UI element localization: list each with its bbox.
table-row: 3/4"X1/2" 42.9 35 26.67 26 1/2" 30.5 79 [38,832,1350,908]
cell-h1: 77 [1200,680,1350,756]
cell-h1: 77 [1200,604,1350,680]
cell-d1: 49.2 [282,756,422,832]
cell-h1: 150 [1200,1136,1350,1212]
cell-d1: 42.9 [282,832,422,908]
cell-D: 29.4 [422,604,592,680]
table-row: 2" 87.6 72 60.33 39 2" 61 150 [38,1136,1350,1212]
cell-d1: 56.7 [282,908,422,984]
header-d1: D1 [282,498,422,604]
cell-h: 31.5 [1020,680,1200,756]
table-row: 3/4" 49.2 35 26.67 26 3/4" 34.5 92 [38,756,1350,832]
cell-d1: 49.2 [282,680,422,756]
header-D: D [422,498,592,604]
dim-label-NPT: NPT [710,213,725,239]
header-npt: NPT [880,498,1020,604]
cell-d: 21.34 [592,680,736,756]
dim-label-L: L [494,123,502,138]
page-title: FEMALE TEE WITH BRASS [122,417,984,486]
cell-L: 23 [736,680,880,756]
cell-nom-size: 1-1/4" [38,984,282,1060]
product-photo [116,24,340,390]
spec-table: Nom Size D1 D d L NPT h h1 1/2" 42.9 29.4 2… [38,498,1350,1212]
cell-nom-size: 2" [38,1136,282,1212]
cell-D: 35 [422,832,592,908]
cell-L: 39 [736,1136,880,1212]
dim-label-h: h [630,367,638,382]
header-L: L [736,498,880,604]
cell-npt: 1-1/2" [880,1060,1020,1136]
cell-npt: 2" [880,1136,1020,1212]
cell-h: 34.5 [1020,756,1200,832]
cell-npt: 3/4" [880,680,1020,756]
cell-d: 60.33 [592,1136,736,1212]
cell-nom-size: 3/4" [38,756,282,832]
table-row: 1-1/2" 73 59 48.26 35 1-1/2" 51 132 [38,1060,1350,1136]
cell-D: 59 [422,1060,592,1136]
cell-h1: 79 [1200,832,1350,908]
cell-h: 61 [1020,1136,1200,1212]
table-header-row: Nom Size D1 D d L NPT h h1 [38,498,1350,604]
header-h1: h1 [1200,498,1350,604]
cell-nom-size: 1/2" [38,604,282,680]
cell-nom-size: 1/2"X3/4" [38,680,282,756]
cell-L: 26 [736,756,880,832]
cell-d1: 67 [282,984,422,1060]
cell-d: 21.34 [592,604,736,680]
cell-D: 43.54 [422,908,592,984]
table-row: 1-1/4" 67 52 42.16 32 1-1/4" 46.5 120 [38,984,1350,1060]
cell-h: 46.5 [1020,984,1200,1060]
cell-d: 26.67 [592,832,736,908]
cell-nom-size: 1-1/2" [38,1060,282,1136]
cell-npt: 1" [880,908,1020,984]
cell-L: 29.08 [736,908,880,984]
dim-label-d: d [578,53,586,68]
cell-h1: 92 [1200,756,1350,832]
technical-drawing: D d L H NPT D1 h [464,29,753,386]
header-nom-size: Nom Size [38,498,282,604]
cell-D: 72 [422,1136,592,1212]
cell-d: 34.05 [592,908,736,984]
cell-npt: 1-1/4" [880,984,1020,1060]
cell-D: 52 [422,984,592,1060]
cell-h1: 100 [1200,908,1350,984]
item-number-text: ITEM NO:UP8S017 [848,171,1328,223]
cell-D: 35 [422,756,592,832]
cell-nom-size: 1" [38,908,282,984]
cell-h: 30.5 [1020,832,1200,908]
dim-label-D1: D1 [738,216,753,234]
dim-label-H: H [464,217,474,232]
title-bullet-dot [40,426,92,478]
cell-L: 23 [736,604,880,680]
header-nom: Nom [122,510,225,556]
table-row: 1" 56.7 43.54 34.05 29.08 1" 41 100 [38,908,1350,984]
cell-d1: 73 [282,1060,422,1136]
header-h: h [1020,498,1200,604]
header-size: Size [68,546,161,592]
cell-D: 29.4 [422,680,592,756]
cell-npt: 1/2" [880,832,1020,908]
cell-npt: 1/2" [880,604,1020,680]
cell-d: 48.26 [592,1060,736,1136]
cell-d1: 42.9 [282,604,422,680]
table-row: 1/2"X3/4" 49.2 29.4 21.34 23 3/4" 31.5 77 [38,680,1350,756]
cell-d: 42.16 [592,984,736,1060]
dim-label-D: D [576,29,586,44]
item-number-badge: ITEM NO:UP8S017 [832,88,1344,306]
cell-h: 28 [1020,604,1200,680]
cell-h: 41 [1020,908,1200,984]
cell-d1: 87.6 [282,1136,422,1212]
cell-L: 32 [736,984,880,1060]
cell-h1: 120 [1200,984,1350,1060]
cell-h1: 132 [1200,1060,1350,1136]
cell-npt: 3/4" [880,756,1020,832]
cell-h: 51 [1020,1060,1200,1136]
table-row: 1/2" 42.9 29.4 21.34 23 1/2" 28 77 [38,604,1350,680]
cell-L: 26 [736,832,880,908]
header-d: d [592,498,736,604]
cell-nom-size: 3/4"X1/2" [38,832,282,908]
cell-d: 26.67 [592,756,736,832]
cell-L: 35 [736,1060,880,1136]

== PROBLEM DESCRIPTION ==
Reproduce all of the material above with "BRASS" switched to "COPPER" and everything else left unchanged.

== OUTPUT FOR THIS TASK ==
UI element localization: list each with its bbox.
table-row: 3/4"X1/2" 42.9 35 26.67 26 1/2" 30.5 79 [38,832,1350,908]
cell-h1: 77 [1200,680,1350,756]
cell-h1: 77 [1200,604,1350,680]
cell-d1: 49.2 [282,756,422,832]
cell-h1: 150 [1200,1136,1350,1212]
cell-d1: 42.9 [282,832,422,908]
cell-D: 29.4 [422,604,592,680]
table-row: 2" 87.6 72 60.33 39 2" 61 150 [38,1136,1350,1212]
cell-d1: 56.7 [282,908,422,984]
header-d1: D1 [282,498,422,604]
cell-h: 31.5 [1020,680,1200,756]
table-row: 3/4" 49.2 35 26.67 26 3/4" 34.5 92 [38,756,1350,832]
cell-d1: 49.2 [282,680,422,756]
header-D: D [422,498,592,604]
dim-label-NPT: NPT [710,213,725,239]
header-npt: NPT [880,498,1020,604]
cell-d: 21.34 [592,680,736,756]
dim-label-L: L [494,123,502,138]
page-title: FEMALE TEE WITH COPPER [122,417,984,486]
cell-L: 23 [736,680,880,756]
cell-nom-size: 1-1/4" [38,984,282,1060]
product-photo [116,24,340,390]
spec-table: Nom Size D1 D d L NPT h h1 1/2" 42.9 29.4 2… [38,498,1350,1212]
cell-nom-size: 2" [38,1136,282,1212]
cell-D: 35 [422,832,592,908]
cell-L: 39 [736,1136,880,1212]
dim-label-h: h [630,367,638,382]
header-L: L [736,498,880,604]
cell-npt: 1-1/2" [880,1060,1020,1136]
cell-npt: 2" [880,1136,1020,1212]
cell-h: 34.5 [1020,756,1200,832]
cell-npt: 3/4" [880,680,1020,756]
cell-d: 60.33 [592,1136,736,1212]
cell-nom-size: 3/4" [38,756,282,832]
table-row: 1-1/2" 73 59 48.26 35 1-1/2" 51 132 [38,1060,1350,1136]
cell-D: 59 [422,1060,592,1136]
cell-h1: 79 [1200,832,1350,908]
cell-h: 61 [1020,1136,1200,1212]
table-header-row: Nom Size D1 D d L NPT h h1 [38,498,1350,604]
header-h1: h1 [1200,498,1350,604]
cell-nom-size: 1/2" [38,604,282,680]
cell-nom-size: 1/2"X3/4" [38,680,282,756]
cell-L: 26 [736,756,880,832]
cell-d1: 67 [282,984,422,1060]
cell-d: 21.34 [592,604,736,680]
cell-D: 43.54 [422,908,592,984]
table-row: 1-1/4" 67 52 42.16 32 1-1/4" 46.5 120 [38,984,1350,1060]
cell-h: 46.5 [1020,984,1200,1060]
cell-d: 26.67 [592,832,736,908]
cell-nom-size: 1-1/2" [38,1060,282,1136]
cell-npt: 1" [880,908,1020,984]
cell-L: 29.08 [736,908,880,984]
dim-label-d: d [578,53,586,68]
cell-h1: 92 [1200,756,1350,832]
technical-drawing: D d L H NPT D1 h [464,29,753,386]
header-nom-size: Nom Size [38,498,282,604]
cell-D: 72 [422,1136,592,1212]
cell-d: 34.05 [592,908,736,984]
cell-npt: 1-1/4" [880,984,1020,1060]
cell-D: 52 [422,984,592,1060]
cell-h1: 100 [1200,908,1350,984]
item-number-text: ITEM NO:UP8S017 [848,171,1328,223]
cell-D: 35 [422,756,592,832]
cell-nom-size: 1" [38,908,282,984]
cell-h: 30.5 [1020,832,1200,908]
dim-label-D1: D1 [738,216,753,234]
dim-label-H: H [464,217,474,232]
title-bullet-dot [40,426,92,478]
cell-L: 23 [736,604,880,680]
header-nom: Nom [122,510,225,556]
table-row: 1" 56.7 43.54 34.05 29.08 1" 41 100 [38,908,1350,984]
cell-d1: 73 [282,1060,422,1136]
header-h: h [1020,498,1200,604]
header-size: Size [68,546,161,592]
cell-D: 29.4 [422,680,592,756]
cell-npt: 1/2" [880,832,1020,908]
cell-npt: 1/2" [880,604,1020,680]
cell-d: 48.26 [592,1060,736,1136]
cell-d1: 42.9 [282,604,422,680]
table-row: 1/2"X3/4" 49.2 29.4 21.34 23 3/4" 31.5 77 [38,680,1350,756]
cell-d: 42.16 [592,984,736,1060]
dim-label-D: D [576,29,586,44]
item-number-badge: ITEM NO:UP8S017 [832,88,1344,306]
cell-h: 28 [1020,604,1200,680]
cell-h: 41 [1020,908,1200,984]
cell-d1: 87.6 [282,1136,422,1212]
cell-L: 32 [736,984,880,1060]
cell-h1: 120 [1200,984,1350,1060]
cell-h1: 132 [1200,1060,1350,1136]
cell-npt: 3/4" [880,756,1020,832]
cell-h: 51 [1020,1060,1200,1136]
table-row: 1/2" 42.9 29.4 21.34 23 1/2" 28 77 [38,604,1350,680]
cell-L: 26 [736,832,880,908]
header-d: d [592,498,736,604]
cell-nom-size: 3/4"X1/2" [38,832,282,908]
cell-d: 26.67 [592,756,736,832]
cell-L: 35 [736,1060,880,1136]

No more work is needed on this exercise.